§ Exercise aim
Return all of the data exactly as given.

(Figure dataset records)
— Start —

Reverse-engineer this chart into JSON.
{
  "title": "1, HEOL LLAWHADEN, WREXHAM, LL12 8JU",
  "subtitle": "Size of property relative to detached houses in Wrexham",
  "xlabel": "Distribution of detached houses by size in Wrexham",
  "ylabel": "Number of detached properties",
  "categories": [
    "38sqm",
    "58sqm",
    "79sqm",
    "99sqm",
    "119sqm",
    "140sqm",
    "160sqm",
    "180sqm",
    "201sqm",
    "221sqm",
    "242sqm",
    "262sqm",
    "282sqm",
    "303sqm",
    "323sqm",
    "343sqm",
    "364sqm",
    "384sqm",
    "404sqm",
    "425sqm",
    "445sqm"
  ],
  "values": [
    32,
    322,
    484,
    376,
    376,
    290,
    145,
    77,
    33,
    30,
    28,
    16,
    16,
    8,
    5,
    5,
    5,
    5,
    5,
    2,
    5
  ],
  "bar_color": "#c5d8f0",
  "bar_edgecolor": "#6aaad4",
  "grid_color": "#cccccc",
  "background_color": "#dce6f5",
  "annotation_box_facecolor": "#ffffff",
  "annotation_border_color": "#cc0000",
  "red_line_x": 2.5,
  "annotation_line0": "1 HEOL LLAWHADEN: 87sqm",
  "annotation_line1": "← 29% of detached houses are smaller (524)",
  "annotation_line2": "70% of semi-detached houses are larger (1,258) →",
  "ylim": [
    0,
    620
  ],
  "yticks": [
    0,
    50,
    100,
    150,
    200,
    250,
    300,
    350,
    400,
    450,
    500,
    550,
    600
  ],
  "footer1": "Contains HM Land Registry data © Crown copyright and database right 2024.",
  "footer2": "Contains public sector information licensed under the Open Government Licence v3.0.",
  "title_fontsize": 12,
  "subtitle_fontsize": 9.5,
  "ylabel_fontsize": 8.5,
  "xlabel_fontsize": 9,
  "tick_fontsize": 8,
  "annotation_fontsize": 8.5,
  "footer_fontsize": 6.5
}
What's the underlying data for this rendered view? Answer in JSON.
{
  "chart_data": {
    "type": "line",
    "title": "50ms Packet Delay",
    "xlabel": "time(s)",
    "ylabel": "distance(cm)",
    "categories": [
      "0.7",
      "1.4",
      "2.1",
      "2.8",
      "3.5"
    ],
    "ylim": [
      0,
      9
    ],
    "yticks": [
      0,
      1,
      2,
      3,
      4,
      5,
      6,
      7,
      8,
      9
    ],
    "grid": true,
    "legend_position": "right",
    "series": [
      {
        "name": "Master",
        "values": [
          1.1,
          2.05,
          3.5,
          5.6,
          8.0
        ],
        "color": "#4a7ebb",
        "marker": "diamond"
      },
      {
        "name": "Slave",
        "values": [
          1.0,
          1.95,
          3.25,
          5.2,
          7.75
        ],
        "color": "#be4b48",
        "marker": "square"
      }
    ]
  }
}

— End —

§ Solved exercise
Reverse-engineer this chart into JSON.
{
  "title": "1, HEOL LLAWHADEN, WREXHAM, LL12 8JU",
  "subtitle": "Size of property relative to detached houses in Wrexham",
  "xlabel": "Distribution of detached houses by size in Wrexham",
  "ylabel": "Number of detached properties",
  "categories": [
    "38sqm",
    "58sqm",
    "79sqm",
    "99sqm",
    "119sqm",
    "140sqm",
    "160sqm",
    "180sqm",
    "201sqm",
    "221sqm",
    "242sqm",
    "262sqm",
    "282sqm",
    "303sqm",
    "323sqm",
    "343sqm",
    "364sqm",
    "384sqm",
    "404sqm",
    "425sqm",
    "445sqm"
  ],
  "values": [
    32,
    322,
    484,
    376,
    376,
    290,
    145,
    77,
    33,
    30,
    28,
    16,
    16,
    8,
    5,
    5,
    5,
    5,
    5,
    2,
    5
  ],
  "bar_color": "#c5d8f0",
  "bar_edgecolor": "#6aaad4",
  "grid_color": "#cccccc",
  "background_color": "#dce6f5",
  "annotation_box_facecolor": "#ffffff",
  "annotation_border_color": "#cc0000",
  "red_line_x": 2.5,
  "annotation_line0": "1 HEOL LLAWHADEN: 87sqm",
  "annotation_line1": "← 29% of detached houses are smaller (524)",
  "annotation_line2": "70% of semi-detached houses are larger (1,258) →",
  "ylim": [
    0,
    620
  ],
  "yticks": [
    0,
    50,
    100,
    150,
    200,
    250,
    300,
    350,
    400,
    450,
    500,
    550,
    600
  ],
  "footer1": "Contains HM Land Registry data © Crown copyright and database right 2024.",
  "footer2": "Contains public sector information licensed under the Open Government Licence v3.0.",
  "title_fontsize": 12,
  "subtitle_fontsize": 9.5,
  "ylabel_fontsize": 8.5,
  "xlabel_fontsize": 9,
  "tick_fontsize": 8,
  "annotation_fontsize": 8.5,
  "footer_fontsize": 6.5
}
What's the underlying data for this rendered view? Answer in JSON.
{
  "chart_data": {
    "type": "line",
    "title": "50ms Packet Delay",
    "xlabel": "time(s)",
    "ylabel": "distance(cm)",
    "categories": [
      "0.7",
      "1.4",
      "2.1",
      "2.8",
      "3.5"
    ],
    "ylim": [
      0,
      9
    ],
    "yticks": [
      0,
      1,
      2,
      3,
      4,
      5,
      6,
      7,
      8,
      9
    ],
    "grid": true,
    "legend_position": "right",
    "series": [
      {
        "name": "Master",
        "values": [
          1.1,
          2.05,
          3.5,
          5.6,
          8.0
        ],
        "color": "#4a7ebb",
        "marker": "diamond"
      },
      {
        "name": "Slave",
        "values": [
          1.0,
          1.95,
          3.25,
          5.2,
          7.75
        ],
        "color": "#be4b48",
        "marker": "square"
      }
    ]
  }
}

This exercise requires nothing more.